## BRIEF
The records appear below. Report how many of their lines contain the word "pathogen", giving the number alone.

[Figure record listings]
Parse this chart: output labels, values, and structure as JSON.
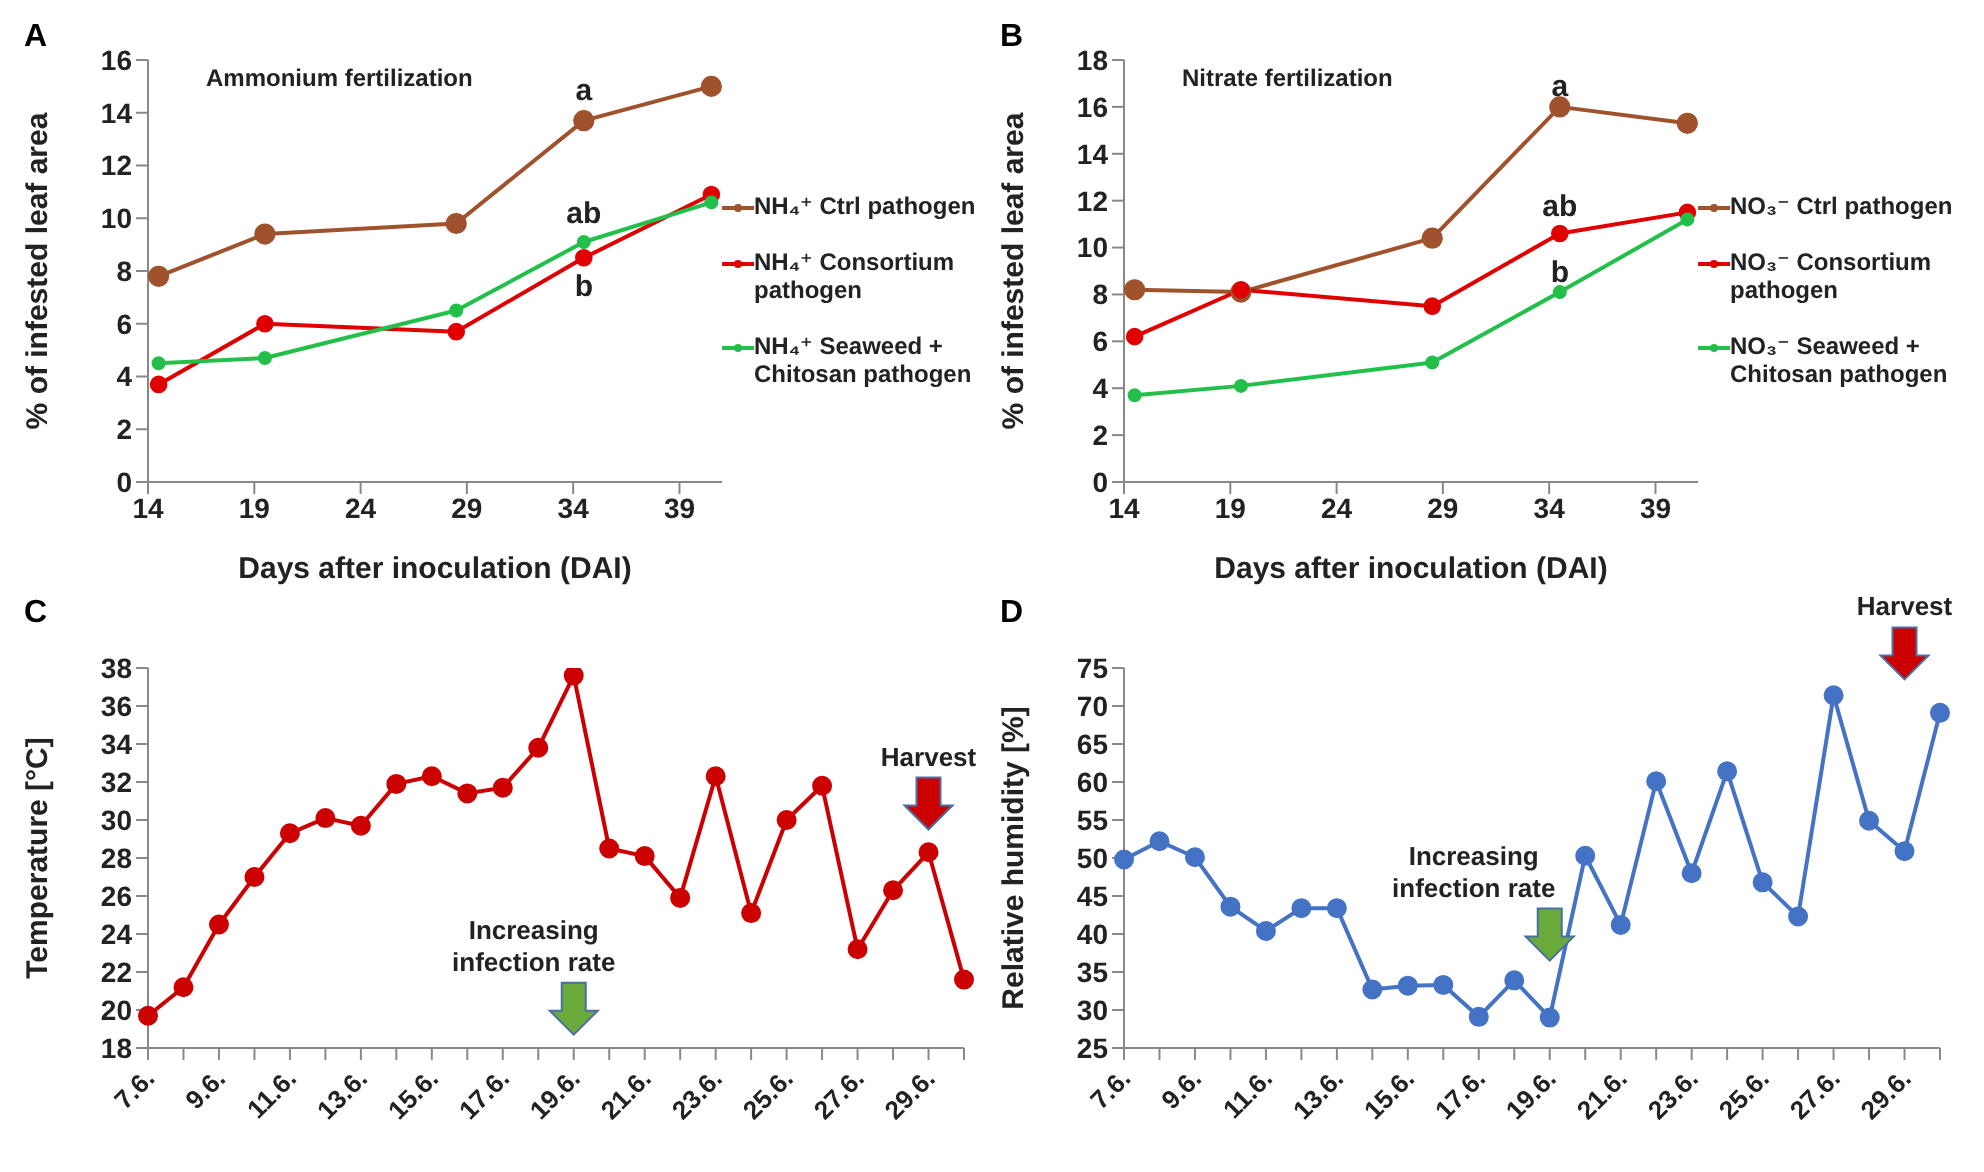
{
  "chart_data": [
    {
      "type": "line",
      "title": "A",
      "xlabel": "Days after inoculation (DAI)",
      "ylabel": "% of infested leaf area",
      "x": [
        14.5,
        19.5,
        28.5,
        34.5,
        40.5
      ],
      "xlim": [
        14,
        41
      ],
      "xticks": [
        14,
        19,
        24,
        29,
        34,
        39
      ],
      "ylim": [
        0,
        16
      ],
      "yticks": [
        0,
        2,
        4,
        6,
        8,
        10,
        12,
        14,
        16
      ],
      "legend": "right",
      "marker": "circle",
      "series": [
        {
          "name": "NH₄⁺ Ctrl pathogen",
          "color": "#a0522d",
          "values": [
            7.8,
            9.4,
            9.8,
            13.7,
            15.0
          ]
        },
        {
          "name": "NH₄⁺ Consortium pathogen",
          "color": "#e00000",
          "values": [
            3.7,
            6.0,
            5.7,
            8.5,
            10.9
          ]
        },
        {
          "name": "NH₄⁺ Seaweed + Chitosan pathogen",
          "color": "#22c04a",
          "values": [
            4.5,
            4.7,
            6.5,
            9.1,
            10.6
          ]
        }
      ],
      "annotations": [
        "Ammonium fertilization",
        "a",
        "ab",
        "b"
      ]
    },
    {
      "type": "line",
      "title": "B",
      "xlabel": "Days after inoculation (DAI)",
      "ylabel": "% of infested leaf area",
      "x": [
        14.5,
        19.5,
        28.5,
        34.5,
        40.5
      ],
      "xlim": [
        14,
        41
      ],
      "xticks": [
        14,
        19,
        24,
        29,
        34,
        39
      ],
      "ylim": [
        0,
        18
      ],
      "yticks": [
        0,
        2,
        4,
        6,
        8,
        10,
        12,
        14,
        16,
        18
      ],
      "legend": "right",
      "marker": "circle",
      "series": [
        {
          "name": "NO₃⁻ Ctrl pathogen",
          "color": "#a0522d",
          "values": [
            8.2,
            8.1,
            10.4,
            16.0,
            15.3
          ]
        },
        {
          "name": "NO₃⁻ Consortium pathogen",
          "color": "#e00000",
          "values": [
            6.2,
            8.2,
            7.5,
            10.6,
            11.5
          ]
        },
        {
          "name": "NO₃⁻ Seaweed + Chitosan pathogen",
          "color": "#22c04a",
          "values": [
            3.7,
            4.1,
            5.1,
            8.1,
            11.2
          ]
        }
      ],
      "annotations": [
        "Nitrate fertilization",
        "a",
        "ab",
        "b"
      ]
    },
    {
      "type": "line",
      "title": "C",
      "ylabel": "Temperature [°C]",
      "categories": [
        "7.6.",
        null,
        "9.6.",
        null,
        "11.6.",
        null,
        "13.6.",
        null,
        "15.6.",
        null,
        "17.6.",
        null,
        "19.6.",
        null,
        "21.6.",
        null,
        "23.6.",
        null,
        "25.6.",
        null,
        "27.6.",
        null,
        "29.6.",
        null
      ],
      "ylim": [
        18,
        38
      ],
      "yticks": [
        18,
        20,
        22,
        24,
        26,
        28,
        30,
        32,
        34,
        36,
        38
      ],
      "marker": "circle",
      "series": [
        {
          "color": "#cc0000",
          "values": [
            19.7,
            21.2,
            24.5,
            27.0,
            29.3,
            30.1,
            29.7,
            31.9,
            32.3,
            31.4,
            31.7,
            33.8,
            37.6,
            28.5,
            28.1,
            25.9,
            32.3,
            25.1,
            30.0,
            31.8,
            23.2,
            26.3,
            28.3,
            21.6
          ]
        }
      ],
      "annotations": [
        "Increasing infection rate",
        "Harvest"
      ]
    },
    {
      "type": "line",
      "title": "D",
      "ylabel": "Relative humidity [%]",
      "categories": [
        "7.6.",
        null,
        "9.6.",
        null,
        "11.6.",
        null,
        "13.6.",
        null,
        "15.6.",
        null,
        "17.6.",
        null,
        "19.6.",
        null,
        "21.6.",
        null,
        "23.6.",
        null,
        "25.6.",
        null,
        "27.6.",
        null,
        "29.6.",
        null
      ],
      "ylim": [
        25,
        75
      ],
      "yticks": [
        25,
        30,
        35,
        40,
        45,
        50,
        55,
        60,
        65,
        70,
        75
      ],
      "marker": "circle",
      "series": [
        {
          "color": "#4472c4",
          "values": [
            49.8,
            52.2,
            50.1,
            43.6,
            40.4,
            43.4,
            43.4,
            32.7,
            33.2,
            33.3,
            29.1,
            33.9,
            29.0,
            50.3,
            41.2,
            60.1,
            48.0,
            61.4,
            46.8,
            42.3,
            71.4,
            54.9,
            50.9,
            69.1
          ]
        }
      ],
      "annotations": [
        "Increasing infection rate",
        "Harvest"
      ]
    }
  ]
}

## TASK RESPONSE
6